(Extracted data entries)
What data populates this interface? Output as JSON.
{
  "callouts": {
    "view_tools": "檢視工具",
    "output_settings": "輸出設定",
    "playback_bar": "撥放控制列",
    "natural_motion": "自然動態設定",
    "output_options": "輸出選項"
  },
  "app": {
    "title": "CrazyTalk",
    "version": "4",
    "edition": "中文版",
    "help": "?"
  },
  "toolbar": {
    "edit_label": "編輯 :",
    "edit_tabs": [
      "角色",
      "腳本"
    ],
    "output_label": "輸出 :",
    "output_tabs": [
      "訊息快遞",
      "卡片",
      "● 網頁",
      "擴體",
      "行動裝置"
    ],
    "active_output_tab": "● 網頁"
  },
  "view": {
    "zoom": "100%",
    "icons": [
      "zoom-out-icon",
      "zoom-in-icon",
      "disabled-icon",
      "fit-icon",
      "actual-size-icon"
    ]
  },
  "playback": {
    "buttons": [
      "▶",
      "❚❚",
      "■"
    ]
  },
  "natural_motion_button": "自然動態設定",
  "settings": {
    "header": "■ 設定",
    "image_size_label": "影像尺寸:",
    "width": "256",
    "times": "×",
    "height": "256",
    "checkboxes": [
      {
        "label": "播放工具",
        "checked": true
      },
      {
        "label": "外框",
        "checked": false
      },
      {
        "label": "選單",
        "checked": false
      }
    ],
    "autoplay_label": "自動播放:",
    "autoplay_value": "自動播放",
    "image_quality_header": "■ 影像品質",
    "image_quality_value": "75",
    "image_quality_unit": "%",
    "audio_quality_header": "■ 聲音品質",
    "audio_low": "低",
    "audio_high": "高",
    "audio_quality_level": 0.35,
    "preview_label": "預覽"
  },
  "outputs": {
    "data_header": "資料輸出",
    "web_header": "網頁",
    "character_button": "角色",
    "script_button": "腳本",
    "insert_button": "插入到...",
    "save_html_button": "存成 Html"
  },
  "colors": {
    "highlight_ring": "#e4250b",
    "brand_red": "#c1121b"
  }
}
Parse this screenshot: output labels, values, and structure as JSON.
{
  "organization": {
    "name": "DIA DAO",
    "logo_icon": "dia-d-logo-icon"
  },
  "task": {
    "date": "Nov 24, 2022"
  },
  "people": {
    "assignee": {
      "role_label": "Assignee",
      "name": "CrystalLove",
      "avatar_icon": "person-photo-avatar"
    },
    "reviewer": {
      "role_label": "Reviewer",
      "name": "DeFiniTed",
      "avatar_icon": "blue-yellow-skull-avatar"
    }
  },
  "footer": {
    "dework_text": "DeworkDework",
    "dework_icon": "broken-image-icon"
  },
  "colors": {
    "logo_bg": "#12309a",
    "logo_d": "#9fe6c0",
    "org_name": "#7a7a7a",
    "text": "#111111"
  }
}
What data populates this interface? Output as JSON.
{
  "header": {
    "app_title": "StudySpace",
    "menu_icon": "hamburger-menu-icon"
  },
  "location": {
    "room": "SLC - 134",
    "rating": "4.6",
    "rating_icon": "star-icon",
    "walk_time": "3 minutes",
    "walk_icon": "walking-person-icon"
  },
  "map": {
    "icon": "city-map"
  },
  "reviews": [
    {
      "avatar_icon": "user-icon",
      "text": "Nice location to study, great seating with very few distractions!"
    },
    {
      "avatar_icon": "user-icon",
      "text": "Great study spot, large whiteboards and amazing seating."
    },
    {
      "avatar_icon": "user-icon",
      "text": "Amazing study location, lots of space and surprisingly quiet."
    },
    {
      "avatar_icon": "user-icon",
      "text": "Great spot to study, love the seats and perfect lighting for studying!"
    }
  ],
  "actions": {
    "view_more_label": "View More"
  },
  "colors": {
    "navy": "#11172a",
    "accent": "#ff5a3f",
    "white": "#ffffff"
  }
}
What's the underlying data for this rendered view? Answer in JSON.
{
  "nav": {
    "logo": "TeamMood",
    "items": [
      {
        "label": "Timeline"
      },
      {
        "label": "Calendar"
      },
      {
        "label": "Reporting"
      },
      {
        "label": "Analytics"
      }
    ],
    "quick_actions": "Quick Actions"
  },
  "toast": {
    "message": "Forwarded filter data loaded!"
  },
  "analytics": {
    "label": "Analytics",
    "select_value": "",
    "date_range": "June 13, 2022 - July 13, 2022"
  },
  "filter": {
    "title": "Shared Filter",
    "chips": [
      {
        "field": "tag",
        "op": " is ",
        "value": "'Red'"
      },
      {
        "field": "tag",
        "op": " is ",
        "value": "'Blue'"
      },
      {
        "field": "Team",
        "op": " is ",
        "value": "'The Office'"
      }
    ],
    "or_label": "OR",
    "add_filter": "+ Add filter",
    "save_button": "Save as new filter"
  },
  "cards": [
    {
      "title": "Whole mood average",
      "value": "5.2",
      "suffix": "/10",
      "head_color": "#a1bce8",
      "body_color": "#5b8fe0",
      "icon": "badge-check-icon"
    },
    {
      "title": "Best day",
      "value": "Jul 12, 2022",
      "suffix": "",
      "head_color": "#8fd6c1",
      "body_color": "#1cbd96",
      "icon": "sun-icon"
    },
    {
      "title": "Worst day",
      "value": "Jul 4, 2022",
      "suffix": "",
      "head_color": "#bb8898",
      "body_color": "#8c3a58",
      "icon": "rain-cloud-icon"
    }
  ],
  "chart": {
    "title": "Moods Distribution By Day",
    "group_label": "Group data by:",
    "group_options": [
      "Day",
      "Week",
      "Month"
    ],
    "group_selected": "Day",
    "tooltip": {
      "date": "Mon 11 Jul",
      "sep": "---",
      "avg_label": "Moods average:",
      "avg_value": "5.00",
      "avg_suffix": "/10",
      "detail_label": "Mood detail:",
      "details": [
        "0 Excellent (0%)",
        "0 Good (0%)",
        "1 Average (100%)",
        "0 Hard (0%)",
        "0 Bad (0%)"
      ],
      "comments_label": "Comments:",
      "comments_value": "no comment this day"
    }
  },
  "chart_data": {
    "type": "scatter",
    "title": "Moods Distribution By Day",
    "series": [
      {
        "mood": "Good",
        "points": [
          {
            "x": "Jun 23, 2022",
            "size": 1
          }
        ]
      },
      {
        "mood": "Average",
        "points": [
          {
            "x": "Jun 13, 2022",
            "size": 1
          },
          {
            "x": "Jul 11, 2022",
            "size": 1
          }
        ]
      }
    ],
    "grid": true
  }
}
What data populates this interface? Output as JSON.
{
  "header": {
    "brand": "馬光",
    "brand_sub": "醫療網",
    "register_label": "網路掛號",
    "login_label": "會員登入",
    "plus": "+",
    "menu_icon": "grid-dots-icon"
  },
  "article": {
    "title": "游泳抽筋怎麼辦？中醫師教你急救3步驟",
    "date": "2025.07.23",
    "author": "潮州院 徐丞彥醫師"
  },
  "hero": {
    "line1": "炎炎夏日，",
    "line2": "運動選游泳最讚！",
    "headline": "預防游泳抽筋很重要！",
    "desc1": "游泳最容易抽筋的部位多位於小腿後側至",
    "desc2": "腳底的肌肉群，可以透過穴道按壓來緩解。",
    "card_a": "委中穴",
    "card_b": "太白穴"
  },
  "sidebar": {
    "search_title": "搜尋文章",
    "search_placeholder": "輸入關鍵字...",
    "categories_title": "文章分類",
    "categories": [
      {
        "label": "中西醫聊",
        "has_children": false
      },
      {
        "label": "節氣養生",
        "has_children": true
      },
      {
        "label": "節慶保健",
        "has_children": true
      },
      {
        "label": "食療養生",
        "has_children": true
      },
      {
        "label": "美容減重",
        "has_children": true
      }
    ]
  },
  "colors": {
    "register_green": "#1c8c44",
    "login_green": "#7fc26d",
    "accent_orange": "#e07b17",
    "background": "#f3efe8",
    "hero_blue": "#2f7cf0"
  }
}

> [WRITTEN TASK] Each line above must be printed exactly as it appears.

> [RIGHT ANSWER]
What data populates this interface? Output as JSON.
{
  "callouts": {
    "view_tools": "檢視工具",
    "output_settings": "輸出設定",
    "playback_bar": "撥放控制列",
    "natural_motion": "自然動態設定",
    "output_options": "輸出選項"
  },
  "app": {
    "title": "CrazyTalk",
    "version": "4",
    "edition": "中文版",
    "help": "?"
  },
  "toolbar": {
    "edit_label": "編輯 :",
    "edit_tabs": [
      "角色",
      "腳本"
    ],
    "output_label": "輸出 :",
    "output_tabs": [
      "訊息快遞",
      "卡片",
      "● 網頁",
      "擴體",
      "行動裝置"
    ],
    "active_output_tab": "● 網頁"
  },
  "view": {
    "zoom": "100%",
    "icons": [
      "zoom-out-icon",
      "zoom-in-icon",
      "disabled-icon",
      "fit-icon",
      "actual-size-icon"
    ]
  },
  "playback": {
    "buttons": [
      "▶",
      "❚❚",
      "■"
    ]
  },
  "natural_motion_button": "自然動態設定",
  "settings": {
    "header": "■ 設定",
    "image_size_label": "影像尺寸:",
    "width": "256",
    "times": "×",
    "height": "256",
    "checkboxes": [
      {
        "label": "播放工具",
        "checked": true
      },
      {
        "label": "外框",
        "checked": false
      },
      {
        "label": "選單",
        "checked": false
      }
    ],
    "autoplay_label": "自動播放:",
    "autoplay_value": "自動播放",
    "image_quality_header": "■ 影像品質",
    "image_quality_value": "75",
    "image_quality_unit": "%",
    "audio_quality_header": "■ 聲音品質",
    "audio_low": "低",
    "audio_high": "高",
    "audio_quality_level": 0.35,
    "preview_label": "預覽"
  },
  "outputs": {
    "data_header": "資料輸出",
    "web_header": "網頁",
    "character_button": "角色",
    "script_button": "腳本",
    "insert_button": "插入到...",
    "save_html_button": "存成 Html"
  },
  "colors": {
    "highlight_ring": "#e4250b",
    "brand_red": "#c1121b"
  }
}
Parse this screenshot: output labels, values, and structure as JSON.
{
  "organization": {
    "name": "DIA DAO",
    "logo_icon": "dia-d-logo-icon"
  },
  "task": {
    "date": "Nov 24, 2022"
  },
  "people": {
    "assignee": {
      "role_label": "Assignee",
      "name": "CrystalLove",
      "avatar_icon": "person-photo-avatar"
    },
    "reviewer": {
      "role_label": "Reviewer",
      "name": "DeFiniTed",
      "avatar_icon": "blue-yellow-skull-avatar"
    }
  },
  "footer": {
    "dework_text": "DeworkDework",
    "dework_icon": "broken-image-icon"
  },
  "colors": {
    "logo_bg": "#12309a",
    "logo_d": "#9fe6c0",
    "org_name": "#7a7a7a",
    "text": "#111111"
  }
}
What data populates this interface? Output as JSON.
{
  "header": {
    "app_title": "StudySpace",
    "menu_icon": "hamburger-menu-icon"
  },
  "location": {
    "room": "SLC - 134",
    "rating": "4.6",
    "rating_icon": "star-icon",
    "walk_time": "3 minutes",
    "walk_icon": "walking-person-icon"
  },
  "map": {
    "icon": "city-map"
  },
  "reviews": [
    {
      "avatar_icon": "user-icon",
      "text": "Nice location to study, great seating with very few distractions!"
    },
    {
      "avatar_icon": "user-icon",
      "text": "Great study spot, large whiteboards and amazing seating."
    },
    {
      "avatar_icon": "user-icon",
      "text": "Amazing study location, lots of space and surprisingly quiet."
    },
    {
      "avatar_icon": "user-icon",
      "text": "Great spot to study, love the seats and perfect lighting for studying!"
    }
  ],
  "actions": {
    "view_more_label": "View More"
  },
  "colors": {
    "navy": "#11172a",
    "accent": "#ff5a3f",
    "white": "#ffffff"
  }
}
What's the underlying data for this rendered view? Answer in JSON.
{
  "nav": {
    "logo": "TeamMood",
    "items": [
      {
        "label": "Timeline"
      },
      {
        "label": "Calendar"
      },
      {
        "label": "Reporting"
      },
      {
        "label": "Analytics"
      }
    ],
    "quick_actions": "Quick Actions"
  },
  "toast": {
    "message": "Forwarded filter data loaded!"
  },
  "analytics": {
    "label": "Analytics",
    "select_value": "",
    "date_range": "June 13, 2022 - July 13, 2022"
  },
  "filter": {
    "title": "Shared Filter",
    "chips": [
      {
        "field": "tag",
        "op": " is ",
        "value": "'Red'"
      },
      {
        "field": "tag",
        "op": " is ",
        "value": "'Blue'"
      },
      {
        "field": "Team",
        "op": " is ",
        "value": "'The Office'"
      }
    ],
    "or_label": "OR",
    "add_filter": "+ Add filter",
    "save_button": "Save as new filter"
  },
  "cards": [
    {
      "title": "Whole mood average",
      "value": "5.2",
      "suffix": "/10",
      "head_color": "#a1bce8",
      "body_color": "#5b8fe0",
      "icon": "badge-check-icon"
    },
    {
      "title": "Best day",
      "value": "Jul 12, 2022",
      "suffix": "",
      "head_color": "#8fd6c1",
      "body_color": "#1cbd96",
      "icon": "sun-icon"
    },
    {
      "title": "Worst day",
      "value": "Jul 4, 2022",
      "suffix": "",
      "head_color": "#bb8898",
      "body_color": "#8c3a58",
      "icon": "rain-cloud-icon"
    }
  ],
  "chart": {
    "title": "Moods Distribution By Day",
    "group_label": "Group data by:",
    "group_options": [
      "Day",
      "Week",
      "Month"
    ],
    "group_selected": "Day",
    "tooltip": {
      "date": "Mon 11 Jul",
      "sep": "---",
      "avg_label": "Moods average:",
      "avg_value": "5.00",
      "avg_suffix": "/10",
      "detail_label": "Mood detail:",
      "details": [
        "0 Excellent (0%)",
        "0 Good (0%)",
        "1 Average (100%)",
        "0 Hard (0%)",
        "0 Bad (0%)"
      ],
      "comments_label": "Comments:",
      "comments_value": "no comment this day"
    }
  },
  "chart_data": {
    "type": "scatter",
    "title": "Moods Distribution By Day",
    "series": [
      {
        "mood": "Good",
        "points": [
          {
            "x": "Jun 23, 2022",
            "size": 1
          }
        ]
      },
      {
        "mood": "Average",
        "points": [
          {
            "x": "Jun 13, 2022",
            "size": 1
          },
          {
            "x": "Jul 11, 2022",
            "size": 1
          }
        ]
      }
    ],
    "grid": true
  }
}
What data populates this interface? Output as JSON.
{
  "header": {
    "brand": "馬光",
    "brand_sub": "醫療網",
    "register_label": "網路掛號",
    "login_label": "會員登入",
    "plus": "+",
    "menu_icon": "grid-dots-icon"
  },
  "article": {
    "title": "游泳抽筋怎麼辦？中醫師教你急救3步驟",
    "date": "2025.07.23",
    "author": "潮州院 徐丞彥醫師"
  },
  "hero": {
    "line1": "炎炎夏日，",
    "line2": "運動選游泳最讚！",
    "headline": "預防游泳抽筋很重要！",
    "desc1": "游泳最容易抽筋的部位多位於小腿後側至",
    "desc2": "腳底的肌肉群，可以透過穴道按壓來緩解。",
    "card_a": "委中穴",
    "card_b": "太白穴"
  },
  "sidebar": {
    "search_title": "搜尋文章",
    "search_placeholder": "輸入關鍵字...",
    "categories_title": "文章分類",
    "categories": [
      {
        "label": "中西醫聊",
        "has_children": false
      },
      {
        "label": "節氣養生",
        "has_children": true
      },
      {
        "label": "節慶保健",
        "has_children": true
      },
      {
        "label": "食療養生",
        "has_children": true
      },
      {
        "label": "美容減重",
        "has_children": true
      }
    ]
  },
  "colors": {
    "register_green": "#1c8c44",
    "login_green": "#7fc26d",
    "accent_orange": "#e07b17",
    "background": "#f3efe8",
    "hero_blue": "#2f7cf0"
  }
}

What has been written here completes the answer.